■ Problem to solve
Find how many lines in the data below mention "active". Give the number only.

■ Records shown
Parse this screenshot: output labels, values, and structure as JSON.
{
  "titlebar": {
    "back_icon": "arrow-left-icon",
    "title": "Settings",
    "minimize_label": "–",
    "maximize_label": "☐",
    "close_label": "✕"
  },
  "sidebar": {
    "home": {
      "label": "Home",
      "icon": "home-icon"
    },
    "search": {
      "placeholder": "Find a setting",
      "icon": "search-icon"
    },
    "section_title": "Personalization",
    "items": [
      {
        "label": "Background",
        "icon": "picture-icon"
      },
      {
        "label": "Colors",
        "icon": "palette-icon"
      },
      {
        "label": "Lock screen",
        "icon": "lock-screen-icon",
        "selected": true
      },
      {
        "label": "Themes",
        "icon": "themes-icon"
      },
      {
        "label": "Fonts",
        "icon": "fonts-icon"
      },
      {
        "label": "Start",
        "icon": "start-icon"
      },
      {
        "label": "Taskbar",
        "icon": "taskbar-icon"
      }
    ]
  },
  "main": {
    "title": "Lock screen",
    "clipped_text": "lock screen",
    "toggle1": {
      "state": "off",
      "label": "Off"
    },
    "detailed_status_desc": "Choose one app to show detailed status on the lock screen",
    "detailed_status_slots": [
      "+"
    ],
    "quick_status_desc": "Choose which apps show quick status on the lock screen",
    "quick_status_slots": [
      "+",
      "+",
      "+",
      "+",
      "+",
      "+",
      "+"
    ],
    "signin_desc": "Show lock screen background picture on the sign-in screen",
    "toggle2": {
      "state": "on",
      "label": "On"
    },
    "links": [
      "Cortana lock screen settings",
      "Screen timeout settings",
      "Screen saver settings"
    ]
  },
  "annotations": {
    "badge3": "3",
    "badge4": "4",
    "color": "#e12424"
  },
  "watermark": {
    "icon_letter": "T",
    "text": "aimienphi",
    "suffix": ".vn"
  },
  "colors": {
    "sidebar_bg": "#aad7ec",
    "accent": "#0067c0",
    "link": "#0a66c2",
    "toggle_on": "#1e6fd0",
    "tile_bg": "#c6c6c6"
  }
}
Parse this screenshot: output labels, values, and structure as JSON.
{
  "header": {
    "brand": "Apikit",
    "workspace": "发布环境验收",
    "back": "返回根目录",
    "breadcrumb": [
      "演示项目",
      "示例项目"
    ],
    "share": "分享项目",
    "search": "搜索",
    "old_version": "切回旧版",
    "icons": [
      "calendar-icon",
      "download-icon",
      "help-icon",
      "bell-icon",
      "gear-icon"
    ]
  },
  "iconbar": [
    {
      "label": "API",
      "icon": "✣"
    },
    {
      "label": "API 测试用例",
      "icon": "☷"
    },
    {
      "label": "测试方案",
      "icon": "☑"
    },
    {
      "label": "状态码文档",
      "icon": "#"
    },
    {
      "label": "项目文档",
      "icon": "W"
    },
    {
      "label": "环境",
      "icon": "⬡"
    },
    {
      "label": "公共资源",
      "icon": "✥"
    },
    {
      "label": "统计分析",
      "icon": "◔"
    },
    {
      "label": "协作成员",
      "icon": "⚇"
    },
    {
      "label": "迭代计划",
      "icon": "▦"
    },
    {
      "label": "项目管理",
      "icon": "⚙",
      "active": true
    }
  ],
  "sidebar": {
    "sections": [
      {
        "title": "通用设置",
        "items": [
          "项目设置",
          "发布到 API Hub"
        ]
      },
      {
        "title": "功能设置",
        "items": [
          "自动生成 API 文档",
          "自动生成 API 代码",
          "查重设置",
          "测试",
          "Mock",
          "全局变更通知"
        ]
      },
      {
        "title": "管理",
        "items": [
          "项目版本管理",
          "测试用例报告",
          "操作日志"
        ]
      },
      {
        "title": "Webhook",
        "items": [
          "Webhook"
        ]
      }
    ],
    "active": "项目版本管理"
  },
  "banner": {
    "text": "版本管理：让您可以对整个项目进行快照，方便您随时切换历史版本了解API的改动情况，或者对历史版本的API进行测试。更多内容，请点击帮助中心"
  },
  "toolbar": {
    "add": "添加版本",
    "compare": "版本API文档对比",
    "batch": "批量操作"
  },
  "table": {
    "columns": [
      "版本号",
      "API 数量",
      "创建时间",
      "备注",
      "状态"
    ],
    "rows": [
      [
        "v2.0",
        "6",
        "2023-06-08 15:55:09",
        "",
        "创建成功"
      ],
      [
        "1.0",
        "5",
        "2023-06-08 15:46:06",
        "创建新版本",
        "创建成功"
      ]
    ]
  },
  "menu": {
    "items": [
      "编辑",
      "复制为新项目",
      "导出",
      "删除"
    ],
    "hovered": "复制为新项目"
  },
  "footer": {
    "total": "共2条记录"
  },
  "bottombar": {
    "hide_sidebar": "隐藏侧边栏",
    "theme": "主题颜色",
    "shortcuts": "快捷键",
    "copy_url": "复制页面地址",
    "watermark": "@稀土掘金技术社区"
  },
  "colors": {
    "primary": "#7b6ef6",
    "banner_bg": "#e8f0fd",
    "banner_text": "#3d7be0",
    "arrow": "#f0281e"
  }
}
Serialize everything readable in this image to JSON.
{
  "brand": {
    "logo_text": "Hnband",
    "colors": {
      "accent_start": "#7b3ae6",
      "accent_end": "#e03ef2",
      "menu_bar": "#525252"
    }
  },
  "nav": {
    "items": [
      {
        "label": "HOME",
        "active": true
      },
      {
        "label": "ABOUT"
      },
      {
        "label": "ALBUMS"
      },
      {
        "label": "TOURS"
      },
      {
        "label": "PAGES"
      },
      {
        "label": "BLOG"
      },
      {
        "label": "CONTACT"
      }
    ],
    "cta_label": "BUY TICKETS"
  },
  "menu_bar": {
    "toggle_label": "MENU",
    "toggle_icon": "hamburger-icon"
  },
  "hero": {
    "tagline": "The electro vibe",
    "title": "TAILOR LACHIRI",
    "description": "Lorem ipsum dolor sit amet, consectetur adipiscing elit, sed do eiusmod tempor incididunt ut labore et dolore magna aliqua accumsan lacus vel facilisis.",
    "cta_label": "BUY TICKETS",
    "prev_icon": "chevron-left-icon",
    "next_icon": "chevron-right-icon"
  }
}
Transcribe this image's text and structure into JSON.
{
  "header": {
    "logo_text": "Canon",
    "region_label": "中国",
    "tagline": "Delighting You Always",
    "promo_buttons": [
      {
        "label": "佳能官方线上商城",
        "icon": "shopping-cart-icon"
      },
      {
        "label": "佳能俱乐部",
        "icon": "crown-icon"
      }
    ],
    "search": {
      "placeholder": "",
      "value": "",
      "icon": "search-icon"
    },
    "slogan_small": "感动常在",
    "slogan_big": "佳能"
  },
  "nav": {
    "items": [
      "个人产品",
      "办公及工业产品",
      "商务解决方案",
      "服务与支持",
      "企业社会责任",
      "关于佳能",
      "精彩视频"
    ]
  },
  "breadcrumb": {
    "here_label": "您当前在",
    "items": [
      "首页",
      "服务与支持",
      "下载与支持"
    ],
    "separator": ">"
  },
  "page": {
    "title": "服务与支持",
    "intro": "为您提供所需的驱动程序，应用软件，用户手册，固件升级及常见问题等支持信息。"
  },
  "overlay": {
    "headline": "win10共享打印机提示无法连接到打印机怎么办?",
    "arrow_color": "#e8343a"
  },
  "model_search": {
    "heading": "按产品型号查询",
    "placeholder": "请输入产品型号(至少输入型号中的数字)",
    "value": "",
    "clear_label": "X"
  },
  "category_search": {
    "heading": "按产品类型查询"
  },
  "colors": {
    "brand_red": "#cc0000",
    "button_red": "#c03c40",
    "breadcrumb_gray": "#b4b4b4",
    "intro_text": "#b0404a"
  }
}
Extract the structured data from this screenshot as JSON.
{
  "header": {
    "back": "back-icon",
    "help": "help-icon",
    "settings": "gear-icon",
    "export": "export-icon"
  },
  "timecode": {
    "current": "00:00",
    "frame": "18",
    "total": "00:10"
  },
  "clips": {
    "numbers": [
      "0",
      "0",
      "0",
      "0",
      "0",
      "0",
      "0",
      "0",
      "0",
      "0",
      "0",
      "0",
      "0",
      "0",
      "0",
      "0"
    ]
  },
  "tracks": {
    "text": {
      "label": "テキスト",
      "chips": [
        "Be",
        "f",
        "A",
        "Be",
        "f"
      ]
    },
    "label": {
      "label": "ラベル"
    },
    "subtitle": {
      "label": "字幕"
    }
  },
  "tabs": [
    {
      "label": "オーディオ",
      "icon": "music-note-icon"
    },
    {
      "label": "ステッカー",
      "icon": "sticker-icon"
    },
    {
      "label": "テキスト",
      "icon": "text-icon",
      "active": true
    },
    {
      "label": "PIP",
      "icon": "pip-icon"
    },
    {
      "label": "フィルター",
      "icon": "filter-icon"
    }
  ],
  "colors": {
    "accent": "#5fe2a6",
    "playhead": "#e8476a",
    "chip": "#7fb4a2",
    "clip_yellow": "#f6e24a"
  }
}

■ Answer to this exercise
4